Task directions
From the listing below, extract every line in which the word "ylabel" appears.

== Provided entries

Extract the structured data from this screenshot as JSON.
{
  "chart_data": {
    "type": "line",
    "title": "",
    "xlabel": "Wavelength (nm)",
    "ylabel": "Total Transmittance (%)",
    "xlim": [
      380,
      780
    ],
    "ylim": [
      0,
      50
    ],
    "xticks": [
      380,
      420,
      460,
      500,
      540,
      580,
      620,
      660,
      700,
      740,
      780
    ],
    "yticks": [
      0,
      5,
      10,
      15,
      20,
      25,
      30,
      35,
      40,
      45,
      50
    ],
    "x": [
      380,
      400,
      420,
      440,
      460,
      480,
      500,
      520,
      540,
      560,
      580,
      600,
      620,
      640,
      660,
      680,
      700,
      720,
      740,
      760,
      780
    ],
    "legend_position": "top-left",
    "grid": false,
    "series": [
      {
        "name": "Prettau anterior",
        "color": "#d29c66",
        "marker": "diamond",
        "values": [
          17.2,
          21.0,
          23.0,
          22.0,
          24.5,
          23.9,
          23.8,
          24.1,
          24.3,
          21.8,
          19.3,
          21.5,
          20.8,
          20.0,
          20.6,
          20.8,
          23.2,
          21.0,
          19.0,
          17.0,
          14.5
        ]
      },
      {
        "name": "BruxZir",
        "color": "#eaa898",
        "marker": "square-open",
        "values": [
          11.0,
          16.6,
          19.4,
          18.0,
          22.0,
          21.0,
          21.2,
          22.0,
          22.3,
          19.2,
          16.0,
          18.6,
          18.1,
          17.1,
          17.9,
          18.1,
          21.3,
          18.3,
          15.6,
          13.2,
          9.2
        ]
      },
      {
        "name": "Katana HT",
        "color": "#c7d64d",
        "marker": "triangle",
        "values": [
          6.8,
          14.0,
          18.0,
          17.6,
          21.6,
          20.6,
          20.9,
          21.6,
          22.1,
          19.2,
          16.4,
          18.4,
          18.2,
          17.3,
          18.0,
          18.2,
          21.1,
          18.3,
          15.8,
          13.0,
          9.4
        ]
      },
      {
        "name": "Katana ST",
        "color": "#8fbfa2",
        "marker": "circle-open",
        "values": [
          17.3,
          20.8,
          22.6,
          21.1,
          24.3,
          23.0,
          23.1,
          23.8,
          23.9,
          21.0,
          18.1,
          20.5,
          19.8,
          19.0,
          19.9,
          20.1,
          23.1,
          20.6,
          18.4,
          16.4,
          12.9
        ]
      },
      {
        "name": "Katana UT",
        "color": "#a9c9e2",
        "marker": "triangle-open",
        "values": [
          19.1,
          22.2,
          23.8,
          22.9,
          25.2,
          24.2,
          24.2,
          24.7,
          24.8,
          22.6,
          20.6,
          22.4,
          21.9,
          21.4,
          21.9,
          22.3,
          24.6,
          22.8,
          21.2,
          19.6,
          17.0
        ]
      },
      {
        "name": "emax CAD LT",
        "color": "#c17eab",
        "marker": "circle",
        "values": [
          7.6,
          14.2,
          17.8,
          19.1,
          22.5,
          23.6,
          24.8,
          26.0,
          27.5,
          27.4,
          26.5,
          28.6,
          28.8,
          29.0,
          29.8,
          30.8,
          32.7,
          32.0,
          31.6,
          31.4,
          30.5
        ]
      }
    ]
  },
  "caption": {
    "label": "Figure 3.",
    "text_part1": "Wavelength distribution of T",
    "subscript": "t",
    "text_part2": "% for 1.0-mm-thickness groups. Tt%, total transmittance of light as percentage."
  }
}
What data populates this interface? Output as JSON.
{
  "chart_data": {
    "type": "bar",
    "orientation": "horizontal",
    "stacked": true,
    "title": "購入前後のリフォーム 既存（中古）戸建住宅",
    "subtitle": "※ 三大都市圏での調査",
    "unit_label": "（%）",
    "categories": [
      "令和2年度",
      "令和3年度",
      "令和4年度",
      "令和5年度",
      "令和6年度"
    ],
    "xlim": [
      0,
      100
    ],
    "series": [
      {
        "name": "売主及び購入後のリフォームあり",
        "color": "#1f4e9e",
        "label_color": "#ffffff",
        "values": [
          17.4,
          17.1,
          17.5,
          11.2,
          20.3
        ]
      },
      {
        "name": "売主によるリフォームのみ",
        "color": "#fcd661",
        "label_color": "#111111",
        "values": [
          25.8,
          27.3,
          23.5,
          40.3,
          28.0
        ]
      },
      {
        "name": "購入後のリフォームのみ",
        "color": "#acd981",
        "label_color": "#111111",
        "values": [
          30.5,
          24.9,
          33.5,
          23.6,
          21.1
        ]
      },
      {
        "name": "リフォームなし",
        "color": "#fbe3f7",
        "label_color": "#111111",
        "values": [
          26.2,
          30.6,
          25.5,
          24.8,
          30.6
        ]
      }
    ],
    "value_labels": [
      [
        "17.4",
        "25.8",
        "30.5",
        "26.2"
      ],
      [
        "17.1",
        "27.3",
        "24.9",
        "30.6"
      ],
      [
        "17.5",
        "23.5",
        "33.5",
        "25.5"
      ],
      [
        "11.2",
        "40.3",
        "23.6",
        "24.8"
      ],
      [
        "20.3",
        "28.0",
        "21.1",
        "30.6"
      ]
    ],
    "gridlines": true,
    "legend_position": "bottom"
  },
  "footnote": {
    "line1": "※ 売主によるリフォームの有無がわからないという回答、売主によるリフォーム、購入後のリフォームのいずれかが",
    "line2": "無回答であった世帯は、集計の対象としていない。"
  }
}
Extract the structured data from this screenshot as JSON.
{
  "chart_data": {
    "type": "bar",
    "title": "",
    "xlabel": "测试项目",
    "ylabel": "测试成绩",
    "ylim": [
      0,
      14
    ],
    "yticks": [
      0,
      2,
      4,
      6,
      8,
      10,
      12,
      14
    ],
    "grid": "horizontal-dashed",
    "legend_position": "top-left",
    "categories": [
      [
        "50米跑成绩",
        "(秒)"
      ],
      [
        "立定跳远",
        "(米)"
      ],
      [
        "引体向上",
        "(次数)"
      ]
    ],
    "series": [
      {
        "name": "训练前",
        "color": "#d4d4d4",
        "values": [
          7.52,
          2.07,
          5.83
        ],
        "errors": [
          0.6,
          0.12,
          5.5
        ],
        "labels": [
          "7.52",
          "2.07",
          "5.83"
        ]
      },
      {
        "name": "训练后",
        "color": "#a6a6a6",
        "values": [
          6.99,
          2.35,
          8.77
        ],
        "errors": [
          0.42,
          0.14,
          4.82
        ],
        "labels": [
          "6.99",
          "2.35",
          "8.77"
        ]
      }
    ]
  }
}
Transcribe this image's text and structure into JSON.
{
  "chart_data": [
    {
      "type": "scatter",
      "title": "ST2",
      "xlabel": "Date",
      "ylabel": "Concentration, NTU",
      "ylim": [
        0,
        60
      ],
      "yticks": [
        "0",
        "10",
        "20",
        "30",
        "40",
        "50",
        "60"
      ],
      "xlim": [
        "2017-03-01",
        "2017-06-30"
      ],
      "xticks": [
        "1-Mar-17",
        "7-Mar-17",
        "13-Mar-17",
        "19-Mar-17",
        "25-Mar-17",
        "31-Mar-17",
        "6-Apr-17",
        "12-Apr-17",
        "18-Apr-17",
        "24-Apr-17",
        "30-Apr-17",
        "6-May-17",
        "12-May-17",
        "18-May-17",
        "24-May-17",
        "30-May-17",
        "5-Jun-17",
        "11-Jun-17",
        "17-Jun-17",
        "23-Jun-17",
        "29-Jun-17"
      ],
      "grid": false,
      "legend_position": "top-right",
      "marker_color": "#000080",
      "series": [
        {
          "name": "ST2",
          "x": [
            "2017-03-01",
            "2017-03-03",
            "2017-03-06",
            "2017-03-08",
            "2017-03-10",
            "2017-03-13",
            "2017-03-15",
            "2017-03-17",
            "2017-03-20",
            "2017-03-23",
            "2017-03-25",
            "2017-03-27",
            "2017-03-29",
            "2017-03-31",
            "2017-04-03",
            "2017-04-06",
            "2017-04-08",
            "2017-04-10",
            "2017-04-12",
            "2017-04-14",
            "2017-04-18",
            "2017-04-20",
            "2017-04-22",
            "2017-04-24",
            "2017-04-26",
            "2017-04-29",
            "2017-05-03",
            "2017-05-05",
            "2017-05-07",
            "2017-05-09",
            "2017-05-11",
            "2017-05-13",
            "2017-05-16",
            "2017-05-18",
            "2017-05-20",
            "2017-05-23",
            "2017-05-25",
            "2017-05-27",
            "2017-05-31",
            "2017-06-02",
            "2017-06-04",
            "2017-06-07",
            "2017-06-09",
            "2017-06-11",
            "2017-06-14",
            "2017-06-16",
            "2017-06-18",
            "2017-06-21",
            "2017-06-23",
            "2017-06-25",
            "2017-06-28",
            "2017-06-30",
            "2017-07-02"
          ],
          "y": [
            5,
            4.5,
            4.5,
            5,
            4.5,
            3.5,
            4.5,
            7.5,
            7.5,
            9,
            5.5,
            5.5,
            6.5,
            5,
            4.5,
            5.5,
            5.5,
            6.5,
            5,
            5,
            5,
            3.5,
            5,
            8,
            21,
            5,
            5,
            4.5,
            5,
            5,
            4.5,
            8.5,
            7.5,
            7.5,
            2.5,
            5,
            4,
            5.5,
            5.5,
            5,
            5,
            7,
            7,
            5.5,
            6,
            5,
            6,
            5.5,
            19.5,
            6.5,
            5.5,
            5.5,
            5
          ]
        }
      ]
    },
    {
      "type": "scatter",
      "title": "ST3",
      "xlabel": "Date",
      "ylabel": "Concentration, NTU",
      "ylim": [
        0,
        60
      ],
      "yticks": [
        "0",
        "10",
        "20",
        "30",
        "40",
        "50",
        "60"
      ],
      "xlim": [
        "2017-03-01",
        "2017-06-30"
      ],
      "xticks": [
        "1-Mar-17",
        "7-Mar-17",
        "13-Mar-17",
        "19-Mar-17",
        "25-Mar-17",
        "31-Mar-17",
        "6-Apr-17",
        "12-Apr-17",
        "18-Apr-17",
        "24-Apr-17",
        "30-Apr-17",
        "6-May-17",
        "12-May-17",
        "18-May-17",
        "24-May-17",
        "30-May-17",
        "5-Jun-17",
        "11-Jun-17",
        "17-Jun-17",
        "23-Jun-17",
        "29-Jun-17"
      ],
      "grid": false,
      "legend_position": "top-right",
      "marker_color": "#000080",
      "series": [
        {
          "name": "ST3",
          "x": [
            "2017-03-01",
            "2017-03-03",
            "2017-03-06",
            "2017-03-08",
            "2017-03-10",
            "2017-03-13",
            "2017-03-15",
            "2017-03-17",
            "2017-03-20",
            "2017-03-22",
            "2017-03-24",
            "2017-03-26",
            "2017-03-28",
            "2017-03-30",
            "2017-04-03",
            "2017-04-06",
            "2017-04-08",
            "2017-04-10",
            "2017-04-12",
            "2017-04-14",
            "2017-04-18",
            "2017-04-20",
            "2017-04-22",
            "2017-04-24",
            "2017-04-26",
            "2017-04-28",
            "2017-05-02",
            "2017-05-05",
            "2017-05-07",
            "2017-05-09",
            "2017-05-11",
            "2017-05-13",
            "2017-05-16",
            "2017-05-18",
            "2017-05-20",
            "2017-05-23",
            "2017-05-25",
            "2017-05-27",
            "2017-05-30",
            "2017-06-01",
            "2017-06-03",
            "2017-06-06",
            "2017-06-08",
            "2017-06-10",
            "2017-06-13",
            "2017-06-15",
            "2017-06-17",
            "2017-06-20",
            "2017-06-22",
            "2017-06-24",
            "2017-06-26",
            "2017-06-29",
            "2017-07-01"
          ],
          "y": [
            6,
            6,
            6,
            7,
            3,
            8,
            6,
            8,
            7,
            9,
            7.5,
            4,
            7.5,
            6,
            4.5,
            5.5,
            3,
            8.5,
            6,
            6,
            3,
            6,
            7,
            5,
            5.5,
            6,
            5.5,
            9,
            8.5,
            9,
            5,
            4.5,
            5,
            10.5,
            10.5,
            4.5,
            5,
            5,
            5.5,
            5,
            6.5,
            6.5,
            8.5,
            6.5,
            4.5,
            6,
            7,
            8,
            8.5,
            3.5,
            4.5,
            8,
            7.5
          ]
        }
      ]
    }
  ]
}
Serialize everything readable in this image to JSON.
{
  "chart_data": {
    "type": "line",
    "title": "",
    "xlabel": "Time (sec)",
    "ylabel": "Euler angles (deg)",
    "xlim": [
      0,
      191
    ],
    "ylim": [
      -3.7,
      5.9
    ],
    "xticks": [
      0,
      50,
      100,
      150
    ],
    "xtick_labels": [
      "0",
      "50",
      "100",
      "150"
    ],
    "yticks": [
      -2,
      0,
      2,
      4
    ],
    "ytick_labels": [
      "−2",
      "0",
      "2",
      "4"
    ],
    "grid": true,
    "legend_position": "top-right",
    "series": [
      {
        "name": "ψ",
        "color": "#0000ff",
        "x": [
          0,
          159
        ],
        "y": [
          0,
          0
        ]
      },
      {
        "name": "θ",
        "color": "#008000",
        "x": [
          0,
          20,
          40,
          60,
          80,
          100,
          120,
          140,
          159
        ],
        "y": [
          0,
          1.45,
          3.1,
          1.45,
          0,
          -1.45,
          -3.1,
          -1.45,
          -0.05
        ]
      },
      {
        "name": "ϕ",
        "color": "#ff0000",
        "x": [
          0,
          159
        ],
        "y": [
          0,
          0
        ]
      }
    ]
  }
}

====

Solution
    "ylabel": "Total Transmittance (%)",
    "ylabel": "测试成绩",
      "ylabel": "Concentration, NTU",
      "ylabel": "Concentration, NTU",
    "ylabel": "Euler angles (deg)",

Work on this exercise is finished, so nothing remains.